▶ [The task]:
Write out every line of the records below word for word, changing nothing.
** start of Material provided **
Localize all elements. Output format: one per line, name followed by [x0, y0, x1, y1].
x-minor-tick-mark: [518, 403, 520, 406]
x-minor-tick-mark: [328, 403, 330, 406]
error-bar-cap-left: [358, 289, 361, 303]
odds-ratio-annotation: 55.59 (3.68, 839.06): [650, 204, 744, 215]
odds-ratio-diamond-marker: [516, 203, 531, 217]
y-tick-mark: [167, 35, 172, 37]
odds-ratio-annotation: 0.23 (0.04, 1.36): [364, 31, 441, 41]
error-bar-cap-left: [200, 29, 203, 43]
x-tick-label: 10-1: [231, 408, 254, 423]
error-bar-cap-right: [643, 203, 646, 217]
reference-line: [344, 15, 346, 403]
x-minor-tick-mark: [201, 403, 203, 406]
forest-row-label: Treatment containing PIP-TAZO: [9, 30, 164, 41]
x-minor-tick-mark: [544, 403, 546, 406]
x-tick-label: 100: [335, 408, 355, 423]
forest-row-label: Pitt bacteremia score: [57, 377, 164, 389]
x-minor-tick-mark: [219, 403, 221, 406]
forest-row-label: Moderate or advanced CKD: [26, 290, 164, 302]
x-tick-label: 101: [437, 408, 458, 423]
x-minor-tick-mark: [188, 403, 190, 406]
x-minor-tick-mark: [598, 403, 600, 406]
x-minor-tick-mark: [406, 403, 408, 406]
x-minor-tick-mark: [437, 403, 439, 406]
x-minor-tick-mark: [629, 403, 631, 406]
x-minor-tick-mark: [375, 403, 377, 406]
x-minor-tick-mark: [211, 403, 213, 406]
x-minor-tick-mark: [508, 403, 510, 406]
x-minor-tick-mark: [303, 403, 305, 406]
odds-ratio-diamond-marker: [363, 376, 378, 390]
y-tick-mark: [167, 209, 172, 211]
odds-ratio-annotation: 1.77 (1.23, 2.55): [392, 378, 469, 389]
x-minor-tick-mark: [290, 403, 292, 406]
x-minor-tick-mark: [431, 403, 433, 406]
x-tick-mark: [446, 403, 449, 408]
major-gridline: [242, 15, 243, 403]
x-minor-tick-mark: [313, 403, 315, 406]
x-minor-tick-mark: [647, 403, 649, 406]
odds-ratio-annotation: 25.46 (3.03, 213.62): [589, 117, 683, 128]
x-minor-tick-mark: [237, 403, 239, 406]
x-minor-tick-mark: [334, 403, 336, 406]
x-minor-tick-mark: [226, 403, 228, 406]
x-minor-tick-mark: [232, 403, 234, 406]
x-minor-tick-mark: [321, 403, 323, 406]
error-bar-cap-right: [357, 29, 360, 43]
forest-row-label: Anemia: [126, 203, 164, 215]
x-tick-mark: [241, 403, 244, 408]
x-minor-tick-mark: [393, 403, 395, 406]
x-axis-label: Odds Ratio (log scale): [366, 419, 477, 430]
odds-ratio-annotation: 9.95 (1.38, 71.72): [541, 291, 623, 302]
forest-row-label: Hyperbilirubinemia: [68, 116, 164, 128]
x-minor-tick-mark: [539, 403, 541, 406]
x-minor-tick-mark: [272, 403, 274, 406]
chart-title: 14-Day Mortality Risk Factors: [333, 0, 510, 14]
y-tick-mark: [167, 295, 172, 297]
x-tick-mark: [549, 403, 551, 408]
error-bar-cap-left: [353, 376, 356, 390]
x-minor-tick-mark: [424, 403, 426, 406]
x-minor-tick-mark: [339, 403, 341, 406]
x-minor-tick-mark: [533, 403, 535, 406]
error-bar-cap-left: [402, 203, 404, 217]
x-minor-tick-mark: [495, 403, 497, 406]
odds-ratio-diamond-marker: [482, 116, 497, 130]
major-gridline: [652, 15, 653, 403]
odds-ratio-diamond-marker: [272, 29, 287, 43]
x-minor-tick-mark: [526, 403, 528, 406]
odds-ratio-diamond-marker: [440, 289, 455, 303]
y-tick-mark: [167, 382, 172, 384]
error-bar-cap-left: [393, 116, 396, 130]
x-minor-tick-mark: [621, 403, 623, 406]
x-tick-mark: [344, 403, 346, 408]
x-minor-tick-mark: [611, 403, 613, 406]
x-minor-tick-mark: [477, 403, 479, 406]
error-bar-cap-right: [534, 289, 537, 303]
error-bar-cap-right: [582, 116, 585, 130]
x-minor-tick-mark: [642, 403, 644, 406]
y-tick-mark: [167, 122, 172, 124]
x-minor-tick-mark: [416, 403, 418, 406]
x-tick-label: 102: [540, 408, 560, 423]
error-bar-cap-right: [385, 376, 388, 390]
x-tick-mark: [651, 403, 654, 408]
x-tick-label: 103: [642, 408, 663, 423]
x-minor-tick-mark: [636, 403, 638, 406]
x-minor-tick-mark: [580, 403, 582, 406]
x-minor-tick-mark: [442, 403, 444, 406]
** end of Material provided **
▶ [Result of the task]:
Localize all elements. Output format: one per line, name followed by [x0, y0, x1, y1].
x-minor-tick-mark: [518, 403, 520, 406]
x-minor-tick-mark: [328, 403, 330, 406]
error-bar-cap-left: [358, 289, 361, 303]
odds-ratio-annotation: 55.59 (3.68, 839.06): [650, 204, 744, 215]
odds-ratio-diamond-marker: [516, 203, 531, 217]
y-tick-mark: [167, 35, 172, 37]
odds-ratio-annotation: 0.23 (0.04, 1.36): [364, 31, 441, 41]
error-bar-cap-left: [200, 29, 203, 43]
x-tick-label: 10-1: [231, 408, 254, 423]
error-bar-cap-right: [643, 203, 646, 217]
reference-line: [344, 15, 346, 403]
x-minor-tick-mark: [201, 403, 203, 406]
forest-row-label: Treatment containing PIP-TAZO: [9, 30, 164, 41]
x-minor-tick-mark: [544, 403, 546, 406]
x-tick-label: 100: [335, 408, 355, 423]
forest-row-label: Pitt bacteremia score: [57, 377, 164, 389]
x-minor-tick-mark: [219, 403, 221, 406]
forest-row-label: Moderate or advanced CKD: [26, 290, 164, 302]
x-tick-label: 101: [437, 408, 458, 423]
x-minor-tick-mark: [188, 403, 190, 406]
x-minor-tick-mark: [598, 403, 600, 406]
x-minor-tick-mark: [406, 403, 408, 406]
x-minor-tick-mark: [437, 403, 439, 406]
x-minor-tick-mark: [629, 403, 631, 406]
x-minor-tick-mark: [375, 403, 377, 406]
x-minor-tick-mark: [211, 403, 213, 406]
x-minor-tick-mark: [508, 403, 510, 406]
x-minor-tick-mark: [303, 403, 305, 406]
odds-ratio-diamond-marker: [363, 376, 378, 390]
y-tick-mark: [167, 209, 172, 211]
odds-ratio-annotation: 1.77 (1.23, 2.55): [392, 378, 469, 389]
x-minor-tick-mark: [290, 403, 292, 406]
x-minor-tick-mark: [431, 403, 433, 406]
x-tick-mark: [446, 403, 449, 408]
major-gridline: [242, 15, 243, 403]
x-minor-tick-mark: [313, 403, 315, 406]
x-minor-tick-mark: [647, 403, 649, 406]
odds-ratio-annotation: 25.46 (3.03, 213.62): [589, 117, 683, 128]
x-minor-tick-mark: [237, 403, 239, 406]
x-minor-tick-mark: [334, 403, 336, 406]
x-minor-tick-mark: [226, 403, 228, 406]
x-minor-tick-mark: [232, 403, 234, 406]
x-minor-tick-mark: [321, 403, 323, 406]
error-bar-cap-right: [357, 29, 360, 43]
forest-row-label: Anemia: [126, 203, 164, 215]
x-tick-mark: [241, 403, 244, 408]
x-minor-tick-mark: [393, 403, 395, 406]
x-axis-label: Odds Ratio (log scale): [366, 419, 477, 430]
odds-ratio-annotation: 9.95 (1.38, 71.72): [541, 291, 623, 302]
forest-row-label: Hyperbilirubinemia: [68, 116, 164, 128]
x-minor-tick-mark: [539, 403, 541, 406]
x-minor-tick-mark: [272, 403, 274, 406]
chart-title: 14-Day Mortality Risk Factors: [333, 0, 510, 14]
y-tick-mark: [167, 295, 172, 297]
x-tick-mark: [549, 403, 551, 408]
error-bar-cap-left: [353, 376, 356, 390]
x-minor-tick-mark: [424, 403, 426, 406]
x-minor-tick-mark: [339, 403, 341, 406]
x-minor-tick-mark: [533, 403, 535, 406]
error-bar-cap-left: [402, 203, 404, 217]
x-minor-tick-mark: [495, 403, 497, 406]
odds-ratio-diamond-marker: [482, 116, 497, 130]
major-gridline: [652, 15, 653, 403]
odds-ratio-diamond-marker: [272, 29, 287, 43]
x-minor-tick-mark: [526, 403, 528, 406]
odds-ratio-diamond-marker: [440, 289, 455, 303]
y-tick-mark: [167, 382, 172, 384]
error-bar-cap-left: [393, 116, 396, 130]
x-minor-tick-mark: [621, 403, 623, 406]
x-tick-mark: [344, 403, 346, 408]
x-minor-tick-mark: [611, 403, 613, 406]
x-minor-tick-mark: [477, 403, 479, 406]
error-bar-cap-right: [534, 289, 537, 303]
error-bar-cap-right: [582, 116, 585, 130]
x-minor-tick-mark: [642, 403, 644, 406]
y-tick-mark: [167, 122, 172, 124]
x-minor-tick-mark: [416, 403, 418, 406]
x-tick-label: 102: [540, 408, 560, 423]
error-bar-cap-right: [385, 376, 388, 390]
x-tick-mark: [651, 403, 654, 408]
x-tick-label: 103: [642, 408, 663, 423]
x-minor-tick-mark: [636, 403, 638, 406]
x-minor-tick-mark: [580, 403, 582, 406]
x-minor-tick-mark: [442, 403, 444, 406]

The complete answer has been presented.